■ Given exercise ■
Give the data below again exactly as written, without its pictures.

═══ Extracted material ═══

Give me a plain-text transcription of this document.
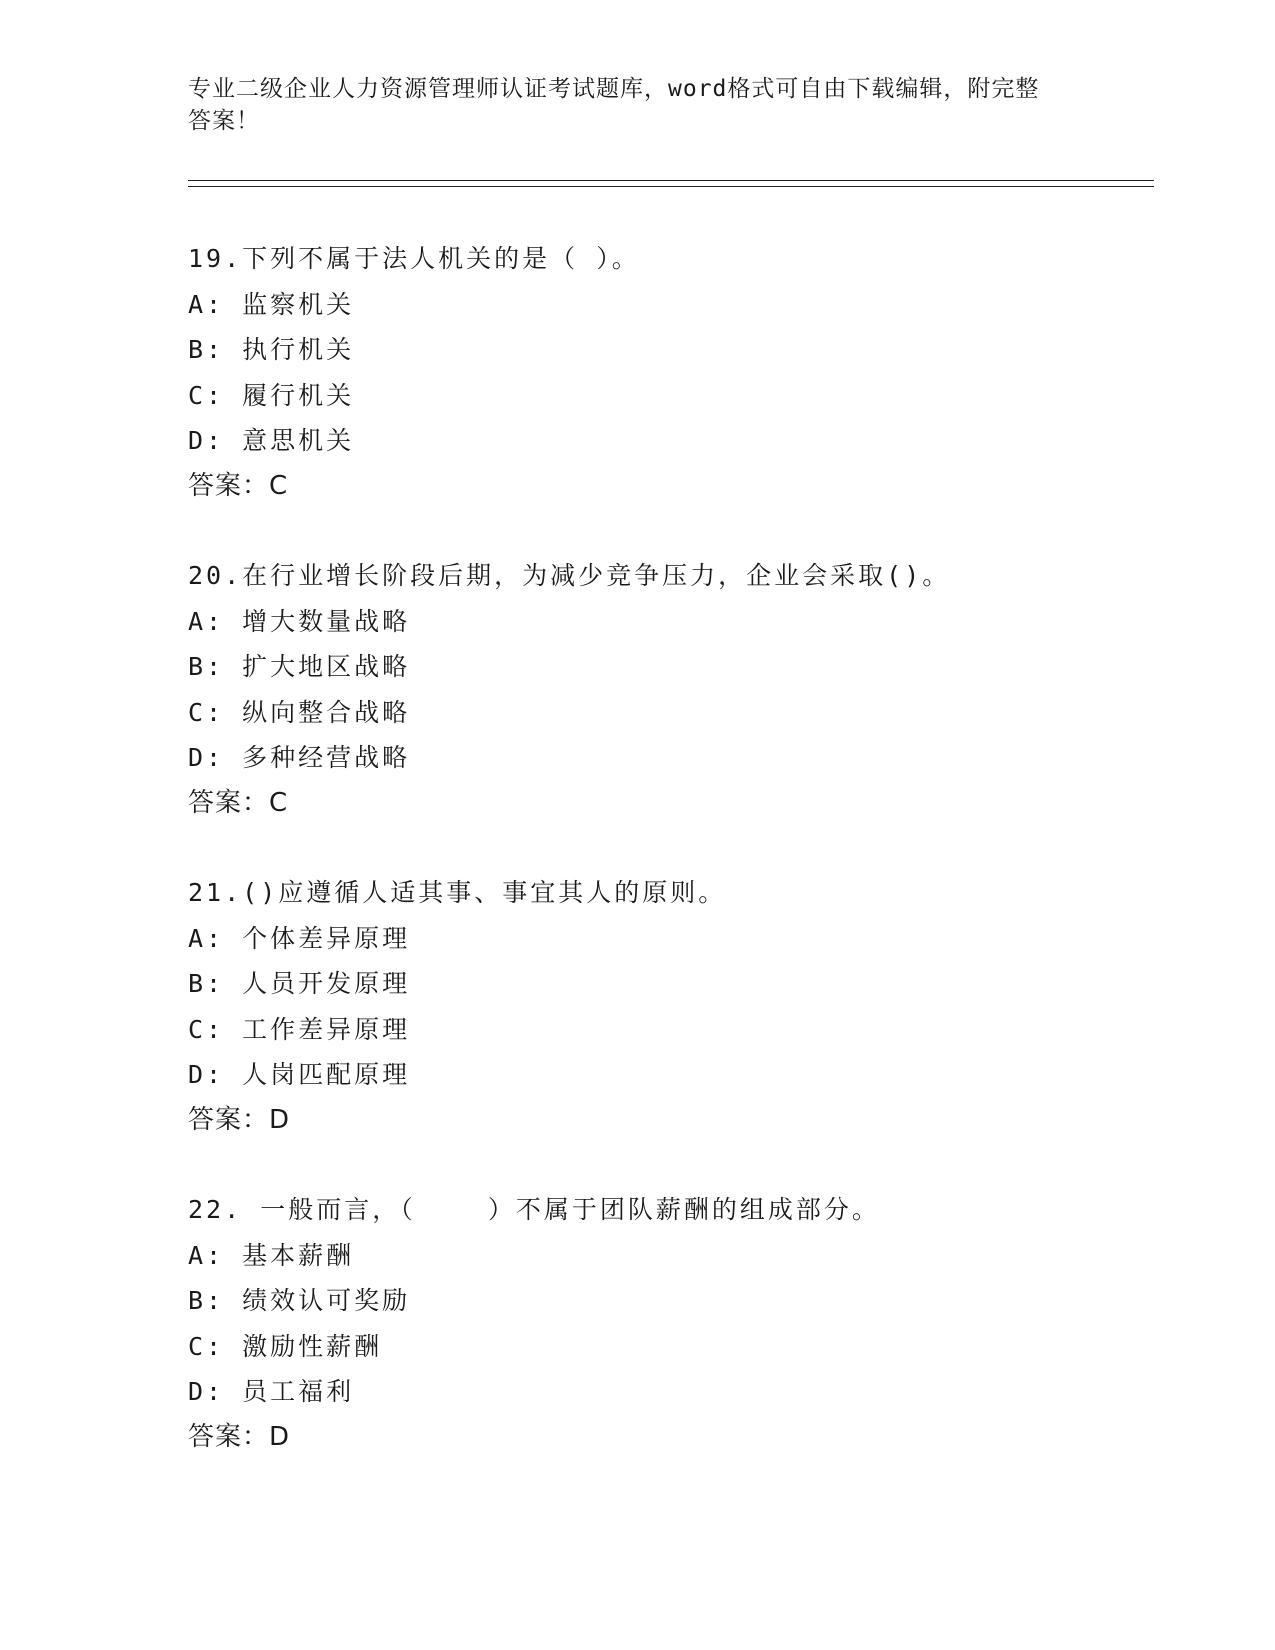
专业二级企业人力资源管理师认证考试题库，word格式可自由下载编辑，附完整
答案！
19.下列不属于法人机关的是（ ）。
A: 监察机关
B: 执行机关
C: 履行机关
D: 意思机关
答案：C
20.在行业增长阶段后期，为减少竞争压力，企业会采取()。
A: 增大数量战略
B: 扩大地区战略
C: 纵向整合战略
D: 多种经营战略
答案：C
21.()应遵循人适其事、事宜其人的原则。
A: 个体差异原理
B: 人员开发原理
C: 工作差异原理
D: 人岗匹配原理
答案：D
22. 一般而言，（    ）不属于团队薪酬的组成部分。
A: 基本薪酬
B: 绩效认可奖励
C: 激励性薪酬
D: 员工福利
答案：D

═══

■ Answer in full ■
Give me a plain-text transcription of this document.
专业二级企业人力资源管理师认证考试题库，word格式可自由下载编辑，附完整
答案！
19.下列不属于法人机关的是（ ）。
A: 监察机关
B: 执行机关
C: 履行机关
D: 意思机关
答案：C
20.在行业增长阶段后期，为减少竞争压力，企业会采取()。
A: 增大数量战略
B: 扩大地区战略
C: 纵向整合战略
D: 多种经营战略
答案：C
21.()应遵循人适其事、事宜其人的原则。
A: 个体差异原理
B: 人员开发原理
C: 工作差异原理
D: 人岗匹配原理
答案：D
22. 一般而言，（    ）不属于团队薪酬的组成部分。
A: 基本薪酬
B: 绩效认可奖励
C: 激励性薪酬
D: 员工福利
答案：D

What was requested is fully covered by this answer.